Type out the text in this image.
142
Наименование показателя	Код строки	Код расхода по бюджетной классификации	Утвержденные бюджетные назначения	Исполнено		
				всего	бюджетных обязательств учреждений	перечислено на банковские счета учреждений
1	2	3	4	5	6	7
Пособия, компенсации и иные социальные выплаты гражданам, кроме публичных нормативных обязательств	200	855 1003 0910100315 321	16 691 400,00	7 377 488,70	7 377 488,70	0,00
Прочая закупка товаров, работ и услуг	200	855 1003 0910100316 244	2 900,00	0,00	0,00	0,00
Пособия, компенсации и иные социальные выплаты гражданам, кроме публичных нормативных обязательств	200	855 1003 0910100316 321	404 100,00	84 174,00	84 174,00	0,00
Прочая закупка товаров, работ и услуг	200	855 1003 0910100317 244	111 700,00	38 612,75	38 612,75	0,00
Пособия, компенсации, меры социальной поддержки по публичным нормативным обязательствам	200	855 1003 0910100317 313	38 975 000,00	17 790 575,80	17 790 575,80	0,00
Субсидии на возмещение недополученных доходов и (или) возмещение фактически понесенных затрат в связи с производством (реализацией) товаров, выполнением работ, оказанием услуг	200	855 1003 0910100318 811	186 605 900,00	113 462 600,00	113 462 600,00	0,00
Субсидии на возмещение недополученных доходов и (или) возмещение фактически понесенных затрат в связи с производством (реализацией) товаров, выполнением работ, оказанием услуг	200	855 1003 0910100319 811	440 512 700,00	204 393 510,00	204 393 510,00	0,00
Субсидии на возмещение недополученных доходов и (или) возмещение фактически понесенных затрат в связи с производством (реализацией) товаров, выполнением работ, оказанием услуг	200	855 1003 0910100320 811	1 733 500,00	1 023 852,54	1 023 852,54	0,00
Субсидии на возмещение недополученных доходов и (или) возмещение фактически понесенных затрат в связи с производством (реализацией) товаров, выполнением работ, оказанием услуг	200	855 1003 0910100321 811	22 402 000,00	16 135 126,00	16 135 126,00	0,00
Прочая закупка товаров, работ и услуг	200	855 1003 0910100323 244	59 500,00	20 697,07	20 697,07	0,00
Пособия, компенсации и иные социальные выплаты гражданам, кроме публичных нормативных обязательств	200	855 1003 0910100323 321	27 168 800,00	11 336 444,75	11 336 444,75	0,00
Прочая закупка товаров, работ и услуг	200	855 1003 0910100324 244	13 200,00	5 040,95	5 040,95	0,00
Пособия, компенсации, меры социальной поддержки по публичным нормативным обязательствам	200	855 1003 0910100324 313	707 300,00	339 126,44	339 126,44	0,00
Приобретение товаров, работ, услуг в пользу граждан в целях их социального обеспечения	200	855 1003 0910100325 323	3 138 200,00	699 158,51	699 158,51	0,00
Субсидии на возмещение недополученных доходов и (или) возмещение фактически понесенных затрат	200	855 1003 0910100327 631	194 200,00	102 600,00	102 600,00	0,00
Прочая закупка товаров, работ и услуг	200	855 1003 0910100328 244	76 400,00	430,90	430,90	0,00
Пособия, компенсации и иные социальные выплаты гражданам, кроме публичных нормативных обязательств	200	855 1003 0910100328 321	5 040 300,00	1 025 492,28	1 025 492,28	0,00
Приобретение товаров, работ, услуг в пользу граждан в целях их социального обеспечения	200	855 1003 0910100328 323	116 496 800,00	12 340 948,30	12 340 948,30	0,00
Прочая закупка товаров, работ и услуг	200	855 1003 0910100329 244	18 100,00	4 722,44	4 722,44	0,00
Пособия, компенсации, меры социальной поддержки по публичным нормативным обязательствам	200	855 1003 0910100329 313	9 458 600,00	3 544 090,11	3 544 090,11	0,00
┄┄┄┄┄┄┄┄┄┄┄┄┄┄┄┄┄┄┄┄
-- EXERCISE OBJECTIVE --
Scan the lines for the string "реализацией". Copy out each line that matches.

-- THE OUTPUT --
Субсидии на возмещение недополученных доходов и (или) возмещение фактически понесенных затрат в связи с производством (реализацией) товаров, выполнением работ, оказанием услуг	200	855 1003 0910100318 811	186 605 900,00	113 462 600,00	113 462 600,00	0,00
Субсидии на возмещение недополученных доходов и (или) возмещение фактически понесенных затрат в связи с производством (реализацией) товаров, выполнением работ, оказанием услуг	200	855 1003 0910100319 811	440 512 700,00	204 393 510,00	204 393 510,00	0,00
Субсидии на возмещение недополученных доходов и (или) возмещение фактически понесенных затрат в связи с производством (реализацией) товаров, выполнением работ, оказанием услуг	200	855 1003 0910100320 811	1 733 500,00	1 023 852,54	1 023 852,54	0,00
Субсидии на возмещение недополученных доходов и (или) возмещение фактически понесенных затрат в связи с производством (реализацией) товаров, выполнением работ, оказанием услуг	200	855 1003 0910100321 811	22 402 000,00	16 135 126,00	16 135 126,00	0,00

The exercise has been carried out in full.